━━━━━ Source data

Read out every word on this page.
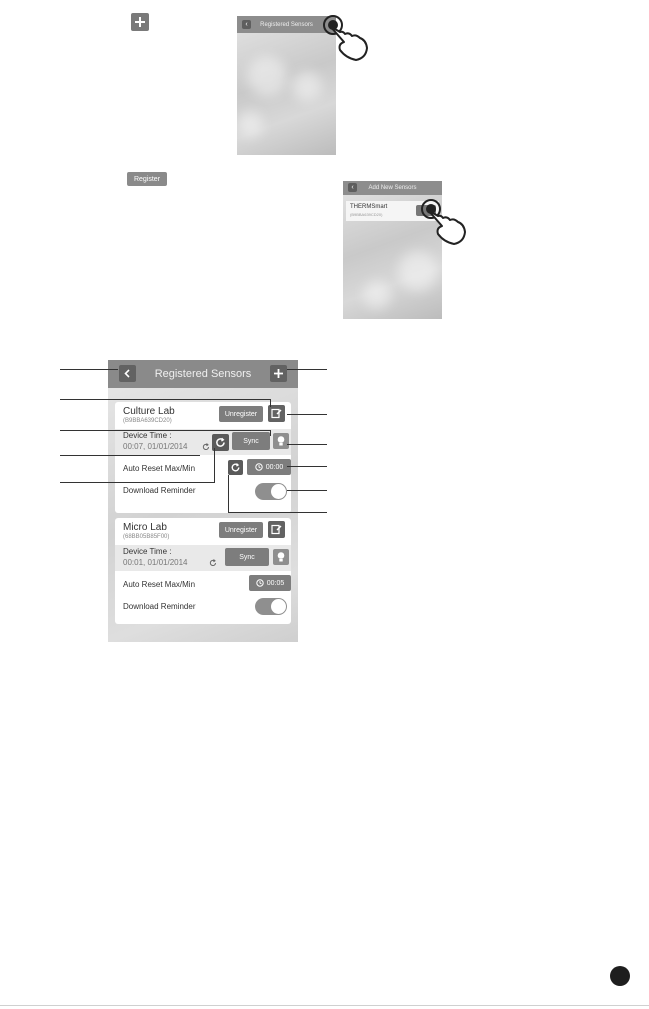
Register
Registered Sensors
‹
Add New Sensors
‹
THERMSmart
(B9BBA639CD20)
Registered Sensors
Culture Lab
(B9BBA639CD20)
Unregister
Device Time :
00:07, 01/01/2014
Sync
Auto Reset Max/Min	00:00
Download Reminder
Micro Lab
(68BB05B85F00)
Unregister
Device Time :
00:01, 01/01/2014
Sync
Auto Reset Max/Min	00:05
Download Reminder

━━━━━━━━━━

▸ **Stated problem**
Do not include the images; transcribe the rest of the listing exactly.

▸ **Full response**
Read out every word on this page.
Register
Registered Sensors
‹
Add New Sensors
‹
THERMSmart
(B9BBA639CD20)
Registered Sensors
Culture Lab
(B9BBA639CD20)
Unregister
Device Time :
00:07, 01/01/2014
Sync
Auto Reset Max/Min	00:00
Download Reminder
Micro Lab
(68BB05B85F00)
Unregister
Device Time :
00:01, 01/01/2014
Sync
Auto Reset Max/Min	00:05
Download Reminder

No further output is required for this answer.